>> Begin SOURCE DOCUMENT

More recently, in a joint effort of experiment and theory, heavy fermion compounds with metallic topology have been advanced, at first the Weyl–Kondo semimetal [38–41] and later the Weyl–Kondo nodal-line semimetal [42]. They result from the interplay of the Kondo effect, strong spin–orbit coupling, and specific lattice symmetries, and are strongly correlated analogs of the previously discovered noninteracting and weakly interacting Weyl semimetals [43, 44]. The Weyl–Kondo semimetal, which has Weyl point nodes, was theoretically demonstrated in a periodic Anderson model, with conduction electrons on a zincblende lattice, a simple noncentrosymmetric structure [39, 40]. The Weyl–Kondo nodal-line semimetal, by contrast, was found for conduction electrons on a 3D lattice of space group (SG) $Pmn2_1$ (No. 31) [42]. For the considered commensurate filling, the nodes appear at the Fermi energy as the Kondo effect develops. The linear dispersion near the Weyl nodes is extremely flat, with the renormalized bandwidth given by the Kondo temperature. Experimentally, Weyl–Kondo semimetal behavior was first found in the heavy fermion compound Ce₃Bi₄Pd₃ [38, 41], which crystallizes in a cubic, noncentrosymmetric and nonsymmorphic structure of SG $I\bar{4}3d$ (No. 220). Initial evidence for Weyl–Kondo nodal-line semimetal behavior was found in Ce₂Au₃In₅ [42], which forms in the orthorhombic, noncentrosymmetric, and nonsymmorphic structure of SG $Pmn2_1$ (No. 31). Ce₃Bi₄Pd₃ displays 'giant' signatures of nontrivial topology, which was attributed to the effect of strong correlations due to the Kondo effect [38, 41].

In this perspective, we will highlight these features to facilitate the identification of other representatives of this new class of materials. We will also examine the relationship between the size of the topological responses and the strength of electronic correlations, which can be used to verify experimental interpretations. The paper is organized as follows. We summarize the key features of Weyl–Kondo semimetal phase in section 2 and discuss various candidate materials in section 3. In section 4 we explain how the correlation strength can be quantified in these materials and in section 5 we investigate the relationship between correlation strength and the size of the topological responses. In section 6 we summarize and discuss our findings, and provide an outlook.

The Weyl–Kondo semimetal is a new state of matter put forward in a joint effort of experiment [38, 41] and theory [39, 40]. It may form in systems with preserved time reversal symmetry but broken inversion symmetry. As it is the currently best-established gapless topological state driven by strong electron correlations, it is the focus of this perspective paper. The understanding that results from the above works is that Weyl nodes, which are already present in the noninteracting bandstructure, become part of the Kondo resonance at low temperatures and thus appear in the immediate vicinity of the Fermi energy. As a consequence, they play an important role in low-temperature properties, including thermodynamics and transport. The resulting band is extremely narrow ('flat'), corresponding to a Weyl (or Dirac) dispersion

$$\begin{equation} \varepsilon = \hbar v k \end{equation} \tag{ 1 }$$

with ultralow velocity v. ε and k are the energy and wave vector counted from a Weyl (or Dirac) point. The heat capacity (for a sample of volume V) resulting from this dispersion is [39]

$$\begin{equation} C = \frac{7\pi^2V}{30}k_\textrm{B}\left(\frac{k_\textrm{B}T}{\hbar v}\right)^3 = \Gamma T^3\; , \end{equation} \tag{ 2 }$$

which is indeed experimentally observed [38], as will be shown later.

>> End SOURCE DOCUMENT

> [CHALLENGES]:
• a. Using the Weyl–Kondo semimetal passage, decide whether each statement agrees with it. Answer yes or no for each and quote the deciding words. (i) Weyl–Kondo semimetal behavior was first found experimentally in Ce₂Au₃In₅. (ii) The Weyl–Kondo semimetal may form in systems with preserved time reversal symmetry but broken inversion symmetry. (iii) Ce₂Au₃In₅ forms in an orthorhombic structure.
• b. Echo the Weyl–Kondo semimetal passage from "with ultralow velocity" up to and including "be shown later.".
• c. According to the Weyl–Kondo semimetal passage, which section of the paper discusses candidate materials?

>> Begin EXTRACTED DATA

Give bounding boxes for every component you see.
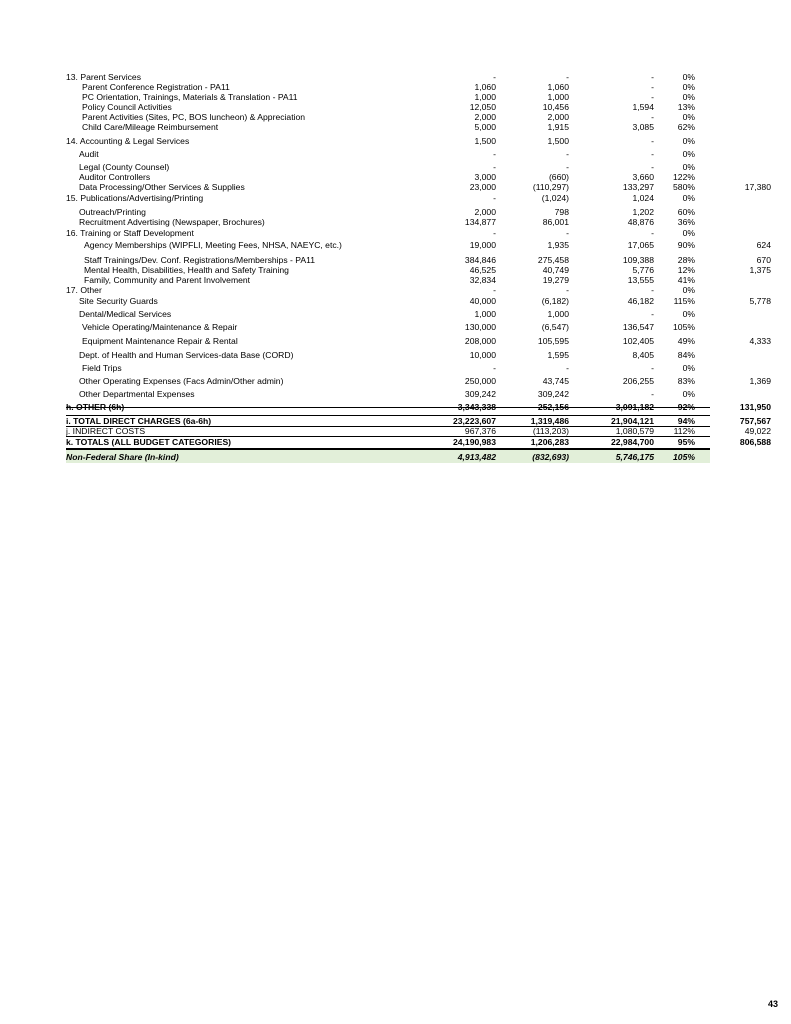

>> End EXTRACTED DATA
>> Begin EXTRACTED DATA

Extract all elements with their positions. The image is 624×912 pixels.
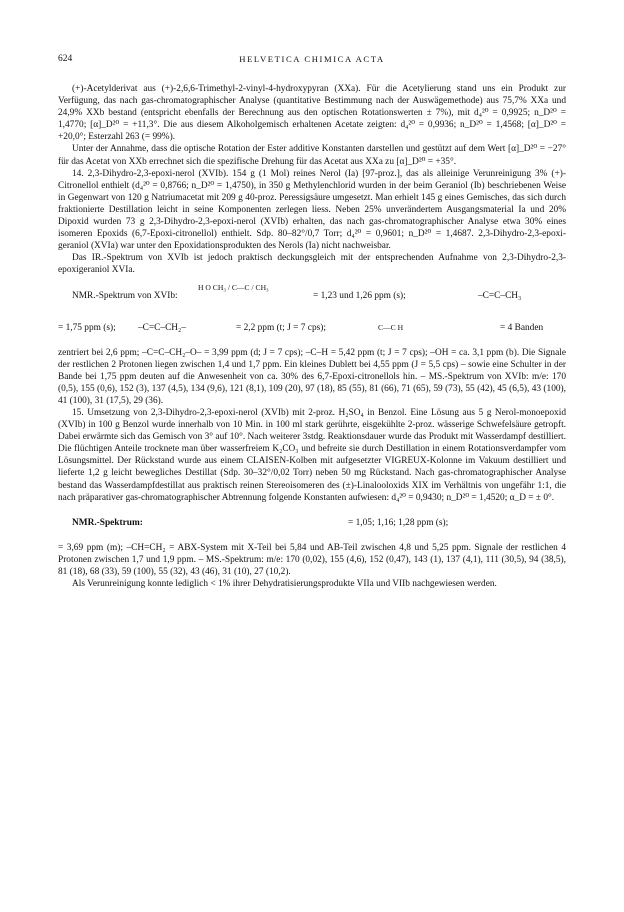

>> End EXTRACTED DATA

> [COMPLETE ANSWERS]:
• a.
(i) No: "Experimentally, Weyl–Kondo semimetal behavior was first found in the heavy fermion compound Ce₃Bi₄Pd₃"
(ii) Yes: "It may form in systems with preserved time reversal symmetry but broken inversion symmetry."
(iii) Yes: "which forms in the orthorhombic, noncentrosymmetric, and nonsymmorphic structure"

• b.
with ultralow velocity v. ε and k are the energy and wave vector counted from a Weyl (or Dirac) point. The heat capacity (for a sample of volume V) resulting from this dispersion is [39]

$$\begin{equation} C = \frac{7\pi^2V}{30}k_\textrm{B}\left(\frac{k_\textrm{B}T}{\hbar v}\right)^3 = \Gamma T^3\; , \end{equation} \tag{ 2 }$$

which is indeed experimentally observed [38], as will be shown later.

• c. Section 3.